** begin Dataset records **

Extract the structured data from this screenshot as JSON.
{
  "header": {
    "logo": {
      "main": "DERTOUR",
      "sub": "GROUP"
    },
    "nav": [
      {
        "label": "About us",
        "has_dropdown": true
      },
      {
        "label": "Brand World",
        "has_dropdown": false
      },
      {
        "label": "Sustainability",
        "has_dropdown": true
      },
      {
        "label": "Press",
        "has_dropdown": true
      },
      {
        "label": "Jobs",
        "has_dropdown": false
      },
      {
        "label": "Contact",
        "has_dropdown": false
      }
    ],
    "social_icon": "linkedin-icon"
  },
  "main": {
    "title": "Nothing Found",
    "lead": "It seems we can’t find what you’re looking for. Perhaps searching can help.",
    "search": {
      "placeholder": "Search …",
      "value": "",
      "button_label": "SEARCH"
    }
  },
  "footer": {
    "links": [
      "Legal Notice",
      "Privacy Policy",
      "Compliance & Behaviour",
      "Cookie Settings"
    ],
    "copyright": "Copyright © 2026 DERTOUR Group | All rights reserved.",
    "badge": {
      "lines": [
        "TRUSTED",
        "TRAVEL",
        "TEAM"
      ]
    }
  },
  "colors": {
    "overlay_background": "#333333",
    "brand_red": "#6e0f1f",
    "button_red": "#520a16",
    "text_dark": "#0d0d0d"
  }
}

** end Dataset records **
** begin Dataset records **

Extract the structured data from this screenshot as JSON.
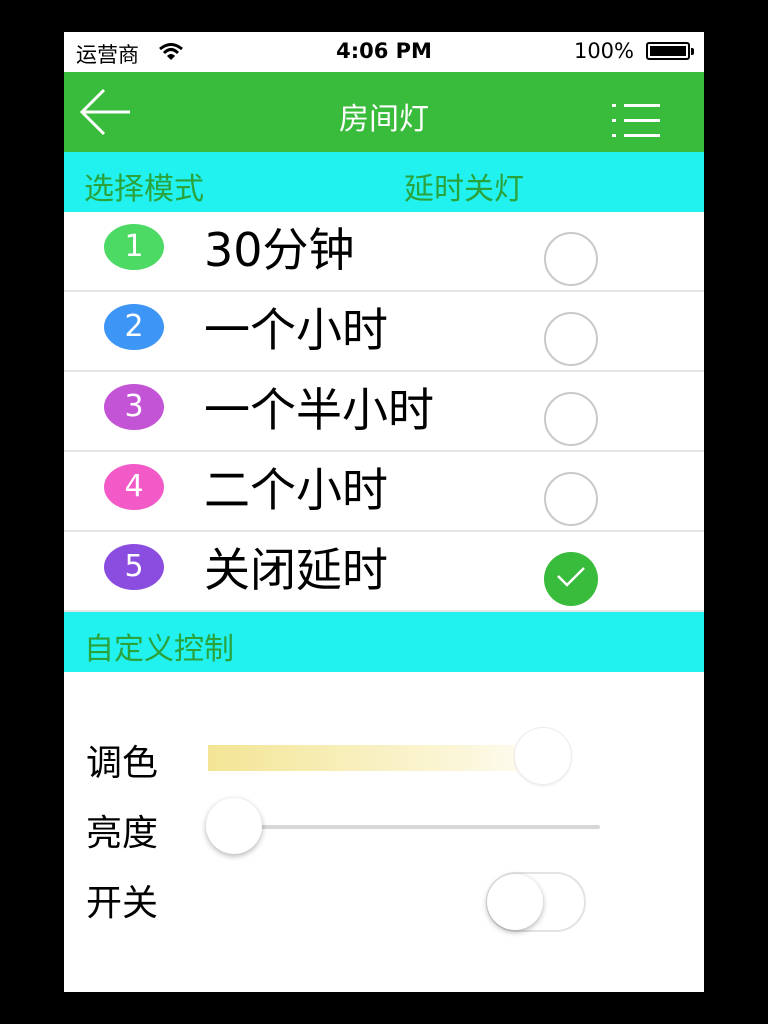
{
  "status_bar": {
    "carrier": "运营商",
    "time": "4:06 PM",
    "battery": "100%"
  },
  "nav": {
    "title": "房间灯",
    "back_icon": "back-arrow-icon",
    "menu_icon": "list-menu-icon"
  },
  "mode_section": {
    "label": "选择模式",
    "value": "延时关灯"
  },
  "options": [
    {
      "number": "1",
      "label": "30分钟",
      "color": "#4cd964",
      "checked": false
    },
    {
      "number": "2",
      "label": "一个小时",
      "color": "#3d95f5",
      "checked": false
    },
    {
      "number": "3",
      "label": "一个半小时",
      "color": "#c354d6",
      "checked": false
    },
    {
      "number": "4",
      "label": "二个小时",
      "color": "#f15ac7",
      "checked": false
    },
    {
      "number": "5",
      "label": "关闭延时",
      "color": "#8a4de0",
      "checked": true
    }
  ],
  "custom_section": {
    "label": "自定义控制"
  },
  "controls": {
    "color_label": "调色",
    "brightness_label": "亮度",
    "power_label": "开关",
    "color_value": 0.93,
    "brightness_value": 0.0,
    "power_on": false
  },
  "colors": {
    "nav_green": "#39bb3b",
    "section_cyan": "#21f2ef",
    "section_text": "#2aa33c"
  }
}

** end Dataset records **

- [What the task asks] Copy each line from the records above that includes the string "icon".

- [Exercise solution]
    "social_icon": "linkedin-icon"
    "back_icon": "back-arrow-icon",
    "menu_icon": "list-menu-icon"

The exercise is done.